Keep every line where the word "have" appears; drop the rest.

[BEGIN TASK MATERIAL]

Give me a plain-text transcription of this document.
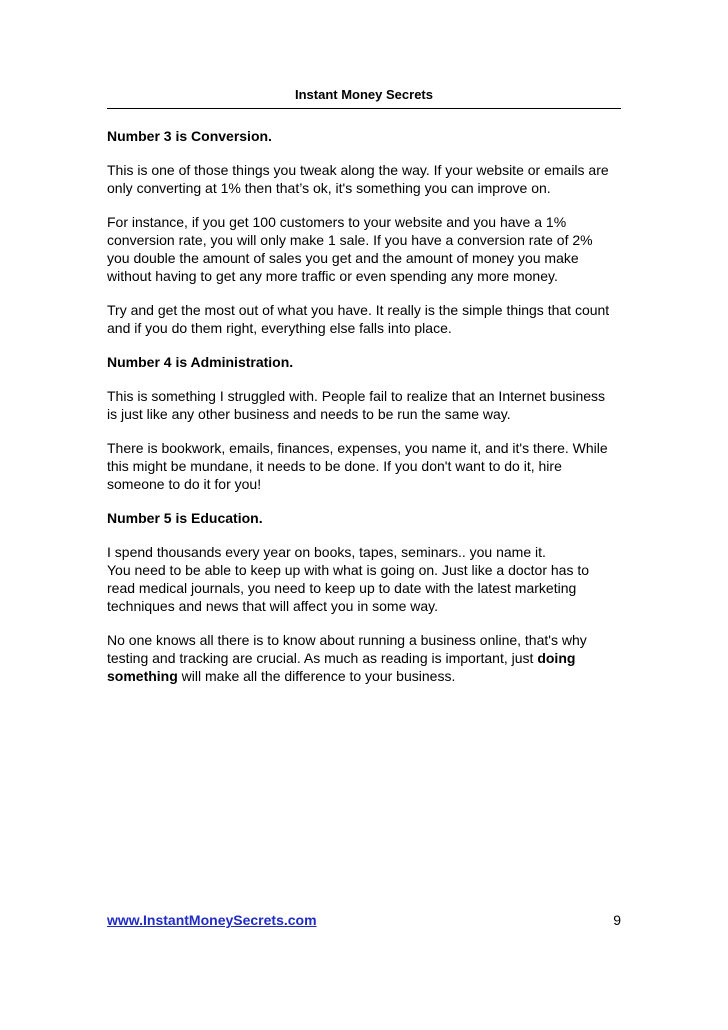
Instant Money Secrets

Number 3 is Conversion.

This is one of those things you tweak along the way. If your website or emails are
only converting at 1% then that’s ok, it's something you can improve on.

For instance, if you get 100 customers to your website and you have a 1%
conversion rate, you will only make 1 sale. If you have a conversion rate of 2%
you double the amount of sales you get and the amount of money you make
without having to get any more traffic or even spending any more money.

Try and get the most out of what you have. It really is the simple things that count
and if you do them right, everything else falls into place.

Number 4 is Administration.

This is something I struggled with. People fail to realize that an Internet business
is just like any other business and needs to be run the same way.

There is bookwork, emails, finances, expenses, you name it, and it's there. While
this might be mundane, it needs to be done. If you don't want to do it, hire
someone to do it for you!

Number 5 is Education.

I spend thousands every year on books, tapes, seminars.. you name it.
You need to be able to keep up with what is going on. Just like a doctor has to
read medical journals, you need to keep up to date with the latest marketing
techniques and news that will affect you in some way.

No one knows all there is to know about running a business online, that's why
testing and tracking are crucial. As much as reading is important, just doing
something will make all the difference to your business.

www.InstantMoneySecrets.com	9
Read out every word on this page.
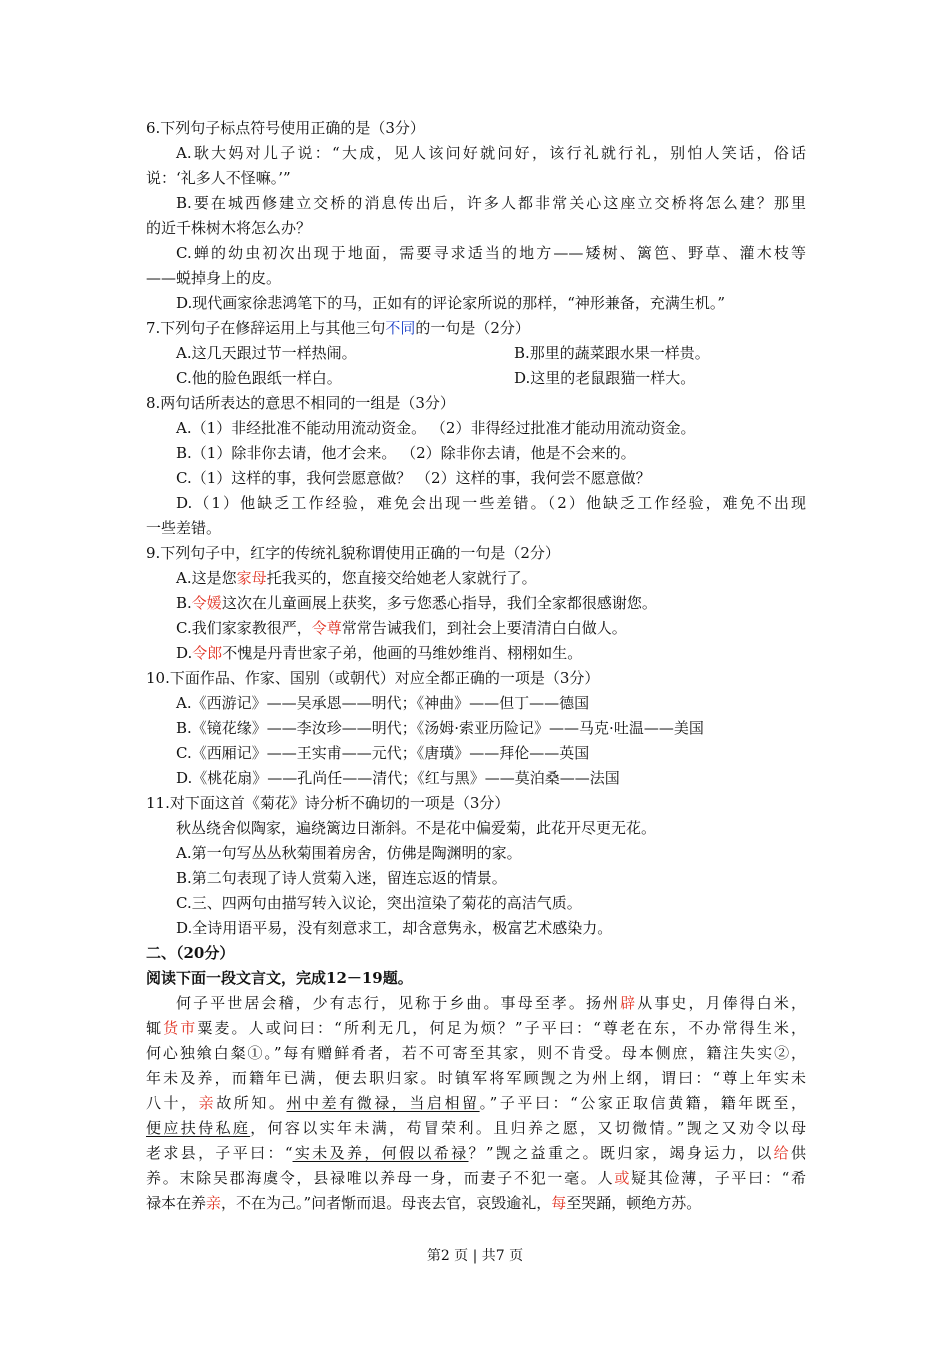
6.下列句子标点符号使用正确的是（3分）
A.耿大妈对儿子说：“大成，见人该问好就问好，该行礼就行礼，别怕人笑话，俗话
说：‘礼多人不怪嘛。’”
B.要在城西修建立交桥的消息传出后，许多人都非常关心这座立交桥将怎么建？那里
的近千株树木将怎么办？
C.蝉的幼虫初次出现于地面，需要寻求适当的地方——矮树、篱笆、野草、灌木枝等
——蜕掉身上的皮。
D.现代画家徐悲鸿笔下的马，正如有的评论家所说的那样，“神形兼备，充满生机。”
7.下列句子在修辞运用上与其他三句不同的一句是（2分）
A.这几天跟过节一样热闹。	B.那里的蔬菜跟水果一样贵。
C.他的脸色跟纸一样白。	D.这里的老鼠跟猫一样大。
8.两句话所表达的意思不相同的一组是（3分）
A.（1）非经批准不能动用流动资金。 （2）非得经过批准才能动用流动资金。
B.（1）除非你去请，他才会来。 （2）除非你去请，他是不会来的。
C.（1）这样的事，我何尝愿意做？ （2）这样的事，我何尝不愿意做？
D.（1）他缺乏工作经验，难免会出现一些差错。（2）他缺乏工作经验，难免不出现
一些差错。
9.下列句子中，红字的传统礼貌称谓使用正确的一句是（2分）
A.这是您家母托我买的，您直接交给她老人家就行了。
B.令媛这次在儿童画展上获奖，多亏您悉心指导，我们全家都很感谢您。
C.我们家家教很严，令尊常常告诫我们，到社会上要清清白白做人。
D.令郎不愧是丹青世家子弟，他画的马维妙维肖、栩栩如生。
10.下面作品、作家、国别（或朝代）对应全都正确的一项是（3分）
A.《西游记》——吴承恩——明代；《神曲》——但丁——德国
B.《镜花缘》——李汝珍——明代；《汤姆·索亚历险记》——马克·吐温——美国
C.《西厢记》——王实甫——元代；《唐璜》——拜伦——英国
D.《桃花扇》——孔尚任——清代；《红与黑》——莫泊桑——法国
11.对下面这首《菊花》诗分析不确切的一项是（3分）
秋丛绕舍似陶家，遍绕篱边日渐斜。不是花中偏爱菊，此花开尽更无花。
A.第一句写丛丛秋菊围着房舍，仿佛是陶渊明的家。
B.第二句表现了诗人赏菊入迷，留连忘返的情景。
C.三、四两句由描写转入议论，突出渲染了菊花的高洁气质。
D.全诗用语平易，没有刻意求工，却含意隽永，极富艺术感染力。
二、（20分）
阅读下面一段文言文，完成12－19题。
何子平世居会稽，少有志行，见称于乡曲。事母至孝。扬州辟从事史，月俸得白米，
辄货市粟麦。人或问曰：“所利无几，何足为烦？”子平曰：“尊老在东，不办常得生米，
何心独飨白粲①。”每有赠鲜肴者，若不可寄至其家，则不肯受。母本侧庶，籍注失实②，
年未及养，而籍年已满，便去职归家。时镇军将军顾觊之为州上纲，谓曰：“尊上年实未
八十，亲故所知。州中差有微禄，当启相留。”子平曰：“公家正取信黄籍，籍年既至，
便应扶侍私庭，何容以实年未满，苟冒荣利。且归养之愿，又切微情。”觊之又劝令以母
老求县，子平曰：“实未及养，何假以希禄？”觊之益重之。既归家，竭身运力，以给供
养。末除吴郡海虞令，县禄唯以养母一身，而妻子不犯一毫。人或疑其俭薄，子平曰：“希
禄本在养亲，不在为己。”问者惭而退。母丧去官，哀毁逾礼，每至哭踊，顿绝方苏。
第2 页 | 共7 页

[END TASK MATERIAL]

OUTPUT –
For instance, if you get 100 customers to your website and you have a 1%
conversion rate, you will only make 1 sale. If you have a conversion rate of 2%
Try and get the most out of what you have. It really is the simple things that count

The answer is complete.